EXERCISE DIRECTIONS
Comb through the entries for "biblici" and pull out each line that holds it.

[Recorded data]

_____

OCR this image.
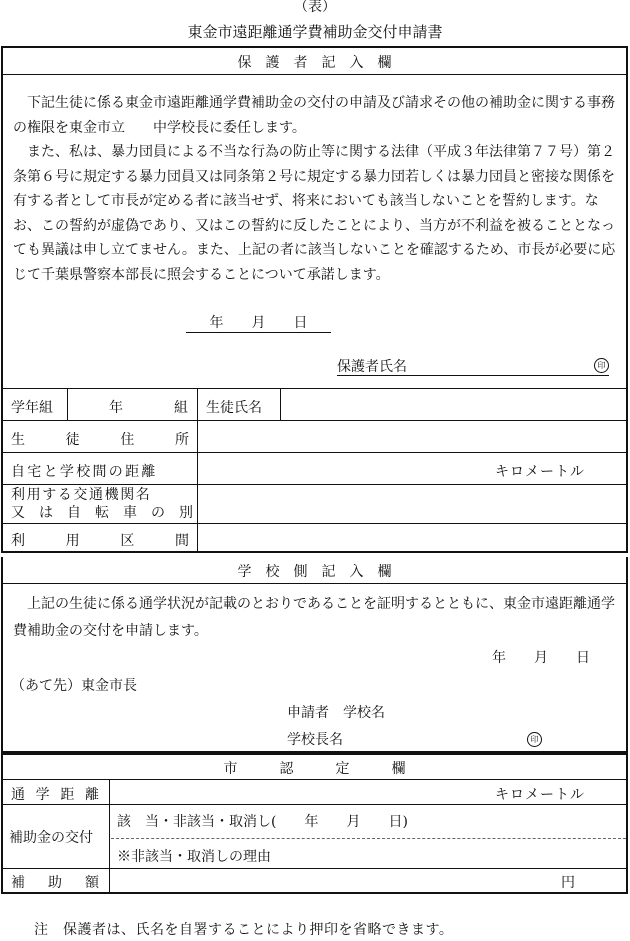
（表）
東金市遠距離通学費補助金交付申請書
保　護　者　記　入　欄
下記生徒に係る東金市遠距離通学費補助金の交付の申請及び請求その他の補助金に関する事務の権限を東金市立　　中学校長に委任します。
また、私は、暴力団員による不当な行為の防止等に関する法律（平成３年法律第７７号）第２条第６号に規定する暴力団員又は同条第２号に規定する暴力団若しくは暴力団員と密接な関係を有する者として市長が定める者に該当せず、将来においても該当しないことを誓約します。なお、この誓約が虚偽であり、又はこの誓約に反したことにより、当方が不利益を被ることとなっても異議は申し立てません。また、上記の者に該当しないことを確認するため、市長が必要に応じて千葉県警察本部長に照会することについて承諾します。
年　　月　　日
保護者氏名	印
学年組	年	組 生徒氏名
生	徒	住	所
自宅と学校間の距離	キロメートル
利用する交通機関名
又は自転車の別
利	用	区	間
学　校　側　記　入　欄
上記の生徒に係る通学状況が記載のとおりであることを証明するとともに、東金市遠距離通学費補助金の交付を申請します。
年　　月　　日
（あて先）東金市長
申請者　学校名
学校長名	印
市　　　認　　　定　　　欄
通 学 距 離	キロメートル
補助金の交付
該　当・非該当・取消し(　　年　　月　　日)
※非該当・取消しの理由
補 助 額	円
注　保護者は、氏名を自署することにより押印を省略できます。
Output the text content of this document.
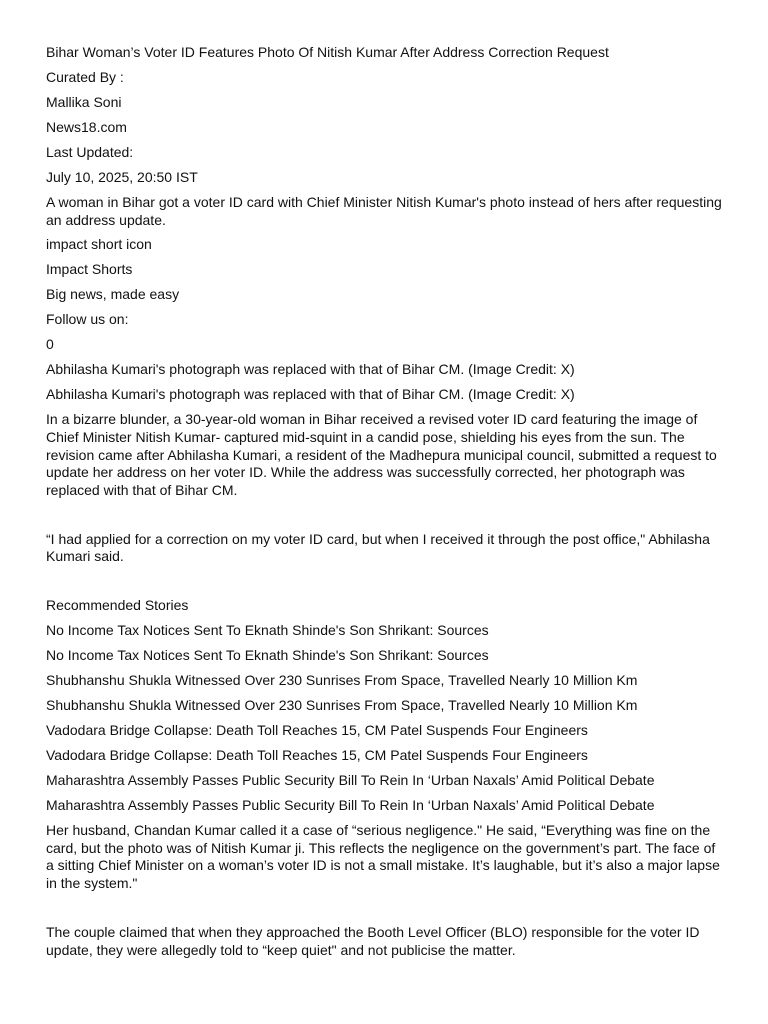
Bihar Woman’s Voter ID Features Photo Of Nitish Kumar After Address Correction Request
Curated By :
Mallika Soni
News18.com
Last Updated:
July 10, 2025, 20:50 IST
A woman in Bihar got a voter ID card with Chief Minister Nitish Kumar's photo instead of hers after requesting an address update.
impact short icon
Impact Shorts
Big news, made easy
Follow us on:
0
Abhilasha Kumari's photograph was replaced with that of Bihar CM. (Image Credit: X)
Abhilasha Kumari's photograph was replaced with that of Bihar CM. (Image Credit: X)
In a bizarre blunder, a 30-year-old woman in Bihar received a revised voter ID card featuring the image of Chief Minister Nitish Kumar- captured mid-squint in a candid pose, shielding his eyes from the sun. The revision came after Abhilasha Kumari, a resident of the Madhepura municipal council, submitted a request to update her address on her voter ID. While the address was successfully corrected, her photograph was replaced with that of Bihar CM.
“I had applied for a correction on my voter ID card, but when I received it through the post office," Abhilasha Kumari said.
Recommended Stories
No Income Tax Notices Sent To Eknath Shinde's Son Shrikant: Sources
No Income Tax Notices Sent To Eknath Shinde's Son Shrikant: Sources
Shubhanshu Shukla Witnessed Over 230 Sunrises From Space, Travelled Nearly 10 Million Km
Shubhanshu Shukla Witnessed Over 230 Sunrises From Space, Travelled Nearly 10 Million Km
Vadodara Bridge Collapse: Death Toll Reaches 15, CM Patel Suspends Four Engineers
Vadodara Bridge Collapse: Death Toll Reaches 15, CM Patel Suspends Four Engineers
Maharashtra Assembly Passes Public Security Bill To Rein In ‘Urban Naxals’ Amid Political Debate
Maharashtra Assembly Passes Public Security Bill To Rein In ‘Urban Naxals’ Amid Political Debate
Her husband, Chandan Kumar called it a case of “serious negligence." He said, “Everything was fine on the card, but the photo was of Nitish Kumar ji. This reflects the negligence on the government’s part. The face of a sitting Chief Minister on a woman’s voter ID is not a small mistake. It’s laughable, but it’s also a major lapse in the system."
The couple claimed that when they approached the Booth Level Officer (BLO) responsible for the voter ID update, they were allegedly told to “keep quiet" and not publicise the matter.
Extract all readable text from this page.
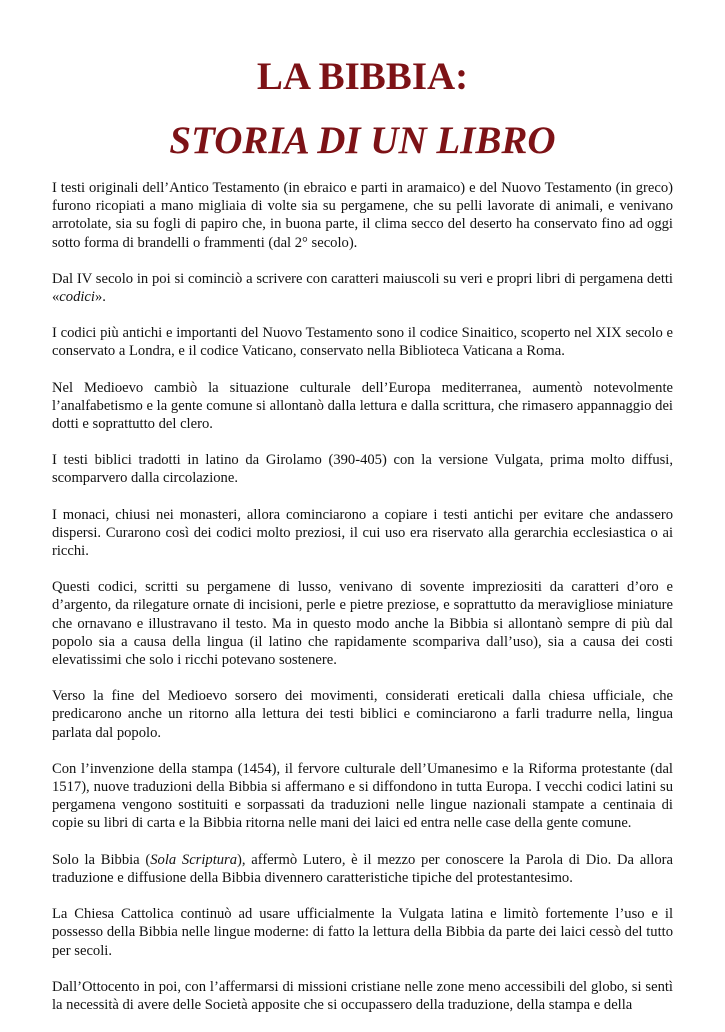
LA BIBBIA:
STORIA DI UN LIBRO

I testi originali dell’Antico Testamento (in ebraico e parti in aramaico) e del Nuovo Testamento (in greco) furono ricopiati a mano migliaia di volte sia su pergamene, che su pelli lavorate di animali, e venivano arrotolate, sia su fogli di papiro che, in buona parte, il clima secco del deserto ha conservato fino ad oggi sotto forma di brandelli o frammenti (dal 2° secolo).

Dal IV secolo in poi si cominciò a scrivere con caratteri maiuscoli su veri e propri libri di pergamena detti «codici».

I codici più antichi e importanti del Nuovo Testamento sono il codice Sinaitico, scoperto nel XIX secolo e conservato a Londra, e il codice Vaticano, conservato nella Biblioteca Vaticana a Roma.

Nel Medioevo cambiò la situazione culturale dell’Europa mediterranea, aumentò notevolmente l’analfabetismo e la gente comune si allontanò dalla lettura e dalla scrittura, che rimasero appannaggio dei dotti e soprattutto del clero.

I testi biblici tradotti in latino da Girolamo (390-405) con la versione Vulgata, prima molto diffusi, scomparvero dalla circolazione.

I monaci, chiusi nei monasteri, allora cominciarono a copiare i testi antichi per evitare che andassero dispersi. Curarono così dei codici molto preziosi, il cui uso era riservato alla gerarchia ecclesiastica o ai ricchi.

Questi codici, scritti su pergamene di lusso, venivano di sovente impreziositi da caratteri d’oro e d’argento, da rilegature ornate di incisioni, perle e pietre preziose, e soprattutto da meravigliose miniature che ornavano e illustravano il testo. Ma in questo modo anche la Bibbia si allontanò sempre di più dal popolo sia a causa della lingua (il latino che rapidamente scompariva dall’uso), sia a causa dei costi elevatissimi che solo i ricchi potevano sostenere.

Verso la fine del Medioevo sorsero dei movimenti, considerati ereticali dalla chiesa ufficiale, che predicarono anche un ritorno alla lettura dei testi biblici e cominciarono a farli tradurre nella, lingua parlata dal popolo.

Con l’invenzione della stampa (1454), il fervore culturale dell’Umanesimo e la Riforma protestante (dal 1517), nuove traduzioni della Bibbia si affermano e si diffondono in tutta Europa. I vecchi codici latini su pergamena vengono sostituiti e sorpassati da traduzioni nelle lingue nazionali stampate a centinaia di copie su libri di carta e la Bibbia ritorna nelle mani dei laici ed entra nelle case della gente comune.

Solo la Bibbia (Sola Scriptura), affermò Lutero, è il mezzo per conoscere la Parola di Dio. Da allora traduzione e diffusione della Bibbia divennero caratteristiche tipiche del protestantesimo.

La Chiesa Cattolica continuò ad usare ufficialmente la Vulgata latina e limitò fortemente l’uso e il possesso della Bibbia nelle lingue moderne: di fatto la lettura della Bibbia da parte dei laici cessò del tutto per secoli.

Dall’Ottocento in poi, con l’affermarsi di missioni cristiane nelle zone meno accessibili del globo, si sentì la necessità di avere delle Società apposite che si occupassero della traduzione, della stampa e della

_____

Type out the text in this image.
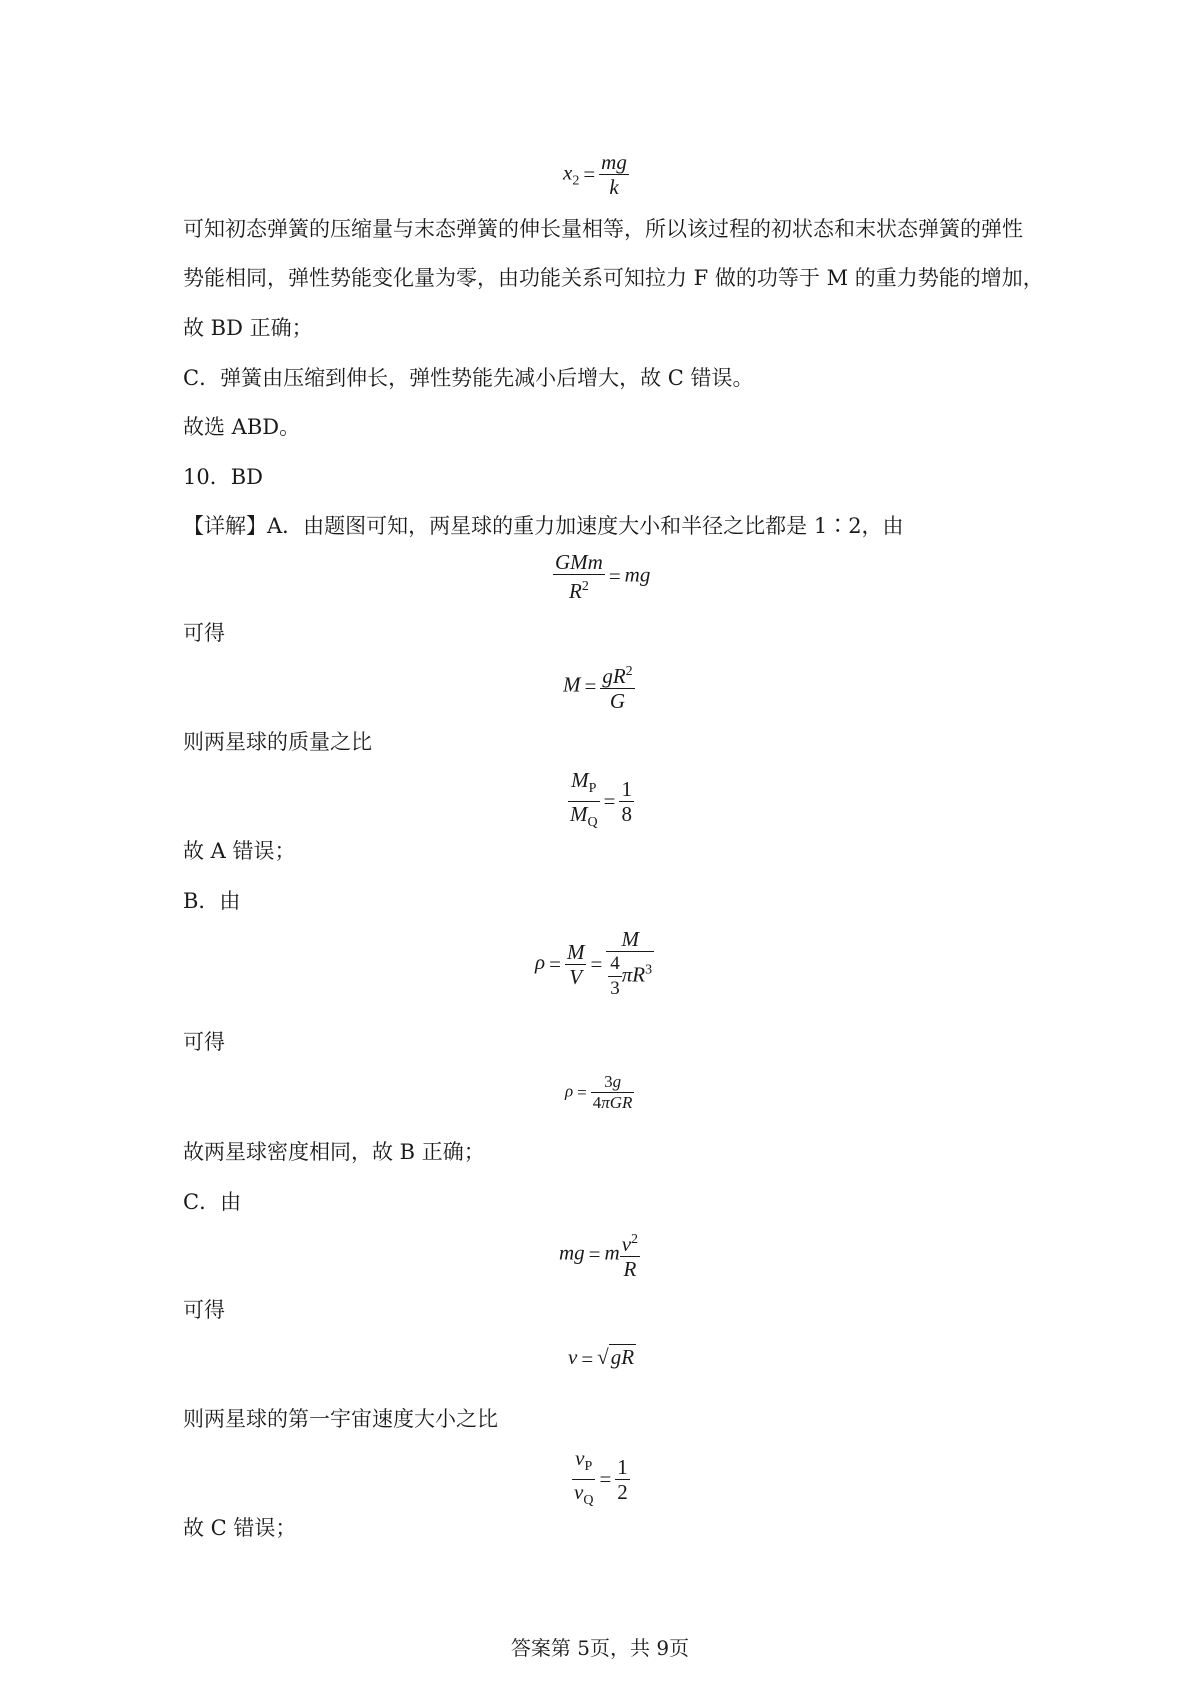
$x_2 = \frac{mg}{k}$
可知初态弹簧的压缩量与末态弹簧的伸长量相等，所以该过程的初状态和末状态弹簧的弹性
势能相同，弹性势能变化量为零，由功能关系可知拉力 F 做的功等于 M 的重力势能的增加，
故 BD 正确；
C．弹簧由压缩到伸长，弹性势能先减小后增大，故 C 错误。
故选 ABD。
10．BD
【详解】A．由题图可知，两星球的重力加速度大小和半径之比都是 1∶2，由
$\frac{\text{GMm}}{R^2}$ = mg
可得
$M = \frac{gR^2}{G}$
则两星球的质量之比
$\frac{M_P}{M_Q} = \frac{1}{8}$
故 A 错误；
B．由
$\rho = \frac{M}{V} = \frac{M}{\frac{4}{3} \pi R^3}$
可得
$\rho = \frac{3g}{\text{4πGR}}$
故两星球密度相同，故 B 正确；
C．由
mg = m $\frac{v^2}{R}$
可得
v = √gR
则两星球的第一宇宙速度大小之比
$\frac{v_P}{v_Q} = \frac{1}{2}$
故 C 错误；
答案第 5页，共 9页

_____

SOLUTION BELOW
I testi biblici tradotti in latino da Girolamo (390-405) con la versione Vulgata, prima molto diffusi, scomparvero dalla circolazione.
Verso la fine del Medioevo sorsero dei movimenti, considerati ereticali dalla chiesa ufficiale, che predicarono anche un ritorno alla lettura dei testi biblici e cominciarono a farli tradurre nella, lingua parlata dal popolo.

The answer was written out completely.